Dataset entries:
_____
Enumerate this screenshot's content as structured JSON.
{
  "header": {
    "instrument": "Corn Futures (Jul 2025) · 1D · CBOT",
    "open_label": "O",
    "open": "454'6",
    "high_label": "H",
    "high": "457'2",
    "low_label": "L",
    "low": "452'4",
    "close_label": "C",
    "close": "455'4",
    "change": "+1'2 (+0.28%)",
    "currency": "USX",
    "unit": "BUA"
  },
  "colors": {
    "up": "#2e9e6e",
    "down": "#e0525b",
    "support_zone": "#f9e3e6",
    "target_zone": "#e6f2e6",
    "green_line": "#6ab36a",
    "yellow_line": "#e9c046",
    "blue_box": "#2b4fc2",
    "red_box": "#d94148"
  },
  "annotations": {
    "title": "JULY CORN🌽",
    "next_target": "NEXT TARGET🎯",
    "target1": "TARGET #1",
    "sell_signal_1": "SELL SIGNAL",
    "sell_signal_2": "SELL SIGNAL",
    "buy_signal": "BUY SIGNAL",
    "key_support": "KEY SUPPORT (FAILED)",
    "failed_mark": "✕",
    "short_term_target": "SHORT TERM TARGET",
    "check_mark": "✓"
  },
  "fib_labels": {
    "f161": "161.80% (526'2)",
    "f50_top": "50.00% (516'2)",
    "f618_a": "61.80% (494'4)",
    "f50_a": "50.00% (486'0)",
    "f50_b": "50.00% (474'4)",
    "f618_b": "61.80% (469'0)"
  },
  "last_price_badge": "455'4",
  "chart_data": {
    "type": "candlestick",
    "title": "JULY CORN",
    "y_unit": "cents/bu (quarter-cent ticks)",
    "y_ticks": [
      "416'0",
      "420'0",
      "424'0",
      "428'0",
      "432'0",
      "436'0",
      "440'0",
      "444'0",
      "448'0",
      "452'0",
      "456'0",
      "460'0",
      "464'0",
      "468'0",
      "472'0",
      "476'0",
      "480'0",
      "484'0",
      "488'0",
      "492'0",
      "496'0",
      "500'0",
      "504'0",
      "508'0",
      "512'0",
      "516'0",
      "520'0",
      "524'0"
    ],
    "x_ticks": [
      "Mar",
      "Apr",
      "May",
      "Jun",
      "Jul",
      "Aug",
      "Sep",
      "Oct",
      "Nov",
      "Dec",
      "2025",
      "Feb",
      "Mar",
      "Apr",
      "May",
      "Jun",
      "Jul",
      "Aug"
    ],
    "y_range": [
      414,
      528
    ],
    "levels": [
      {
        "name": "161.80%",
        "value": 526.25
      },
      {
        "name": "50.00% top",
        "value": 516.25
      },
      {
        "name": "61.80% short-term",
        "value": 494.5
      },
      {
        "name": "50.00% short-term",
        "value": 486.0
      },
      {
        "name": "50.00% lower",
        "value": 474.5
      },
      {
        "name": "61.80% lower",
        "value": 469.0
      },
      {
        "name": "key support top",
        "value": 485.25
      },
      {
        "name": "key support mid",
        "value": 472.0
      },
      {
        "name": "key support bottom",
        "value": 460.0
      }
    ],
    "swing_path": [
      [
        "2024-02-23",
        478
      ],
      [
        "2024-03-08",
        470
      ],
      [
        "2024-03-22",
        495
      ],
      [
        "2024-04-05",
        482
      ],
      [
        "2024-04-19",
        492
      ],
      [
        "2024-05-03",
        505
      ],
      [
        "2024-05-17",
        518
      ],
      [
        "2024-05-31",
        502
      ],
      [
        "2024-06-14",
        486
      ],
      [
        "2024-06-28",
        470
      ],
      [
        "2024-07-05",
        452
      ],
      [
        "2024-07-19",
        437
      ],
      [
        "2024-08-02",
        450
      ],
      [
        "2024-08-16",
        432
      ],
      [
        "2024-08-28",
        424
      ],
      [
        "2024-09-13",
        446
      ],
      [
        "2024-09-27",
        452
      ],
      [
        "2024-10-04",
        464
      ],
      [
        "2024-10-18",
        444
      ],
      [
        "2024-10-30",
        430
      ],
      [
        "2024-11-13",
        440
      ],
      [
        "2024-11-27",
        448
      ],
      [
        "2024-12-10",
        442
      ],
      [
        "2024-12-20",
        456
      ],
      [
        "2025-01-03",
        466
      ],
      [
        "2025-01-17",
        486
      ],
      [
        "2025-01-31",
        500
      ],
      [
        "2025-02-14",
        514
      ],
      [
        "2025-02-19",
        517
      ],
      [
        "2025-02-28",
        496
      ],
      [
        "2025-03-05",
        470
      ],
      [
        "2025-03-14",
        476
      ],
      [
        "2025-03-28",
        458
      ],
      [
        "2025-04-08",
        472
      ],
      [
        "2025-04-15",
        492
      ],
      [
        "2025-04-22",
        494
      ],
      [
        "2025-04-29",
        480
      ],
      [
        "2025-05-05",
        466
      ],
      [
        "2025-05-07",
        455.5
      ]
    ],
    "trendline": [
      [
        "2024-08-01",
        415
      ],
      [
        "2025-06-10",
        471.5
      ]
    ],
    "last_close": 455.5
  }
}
_____
WORK REQUIRED:
Of the lines above, how many include the word "name"? Reply with the number only.

OUTPUT OF THE EXERCISE:
9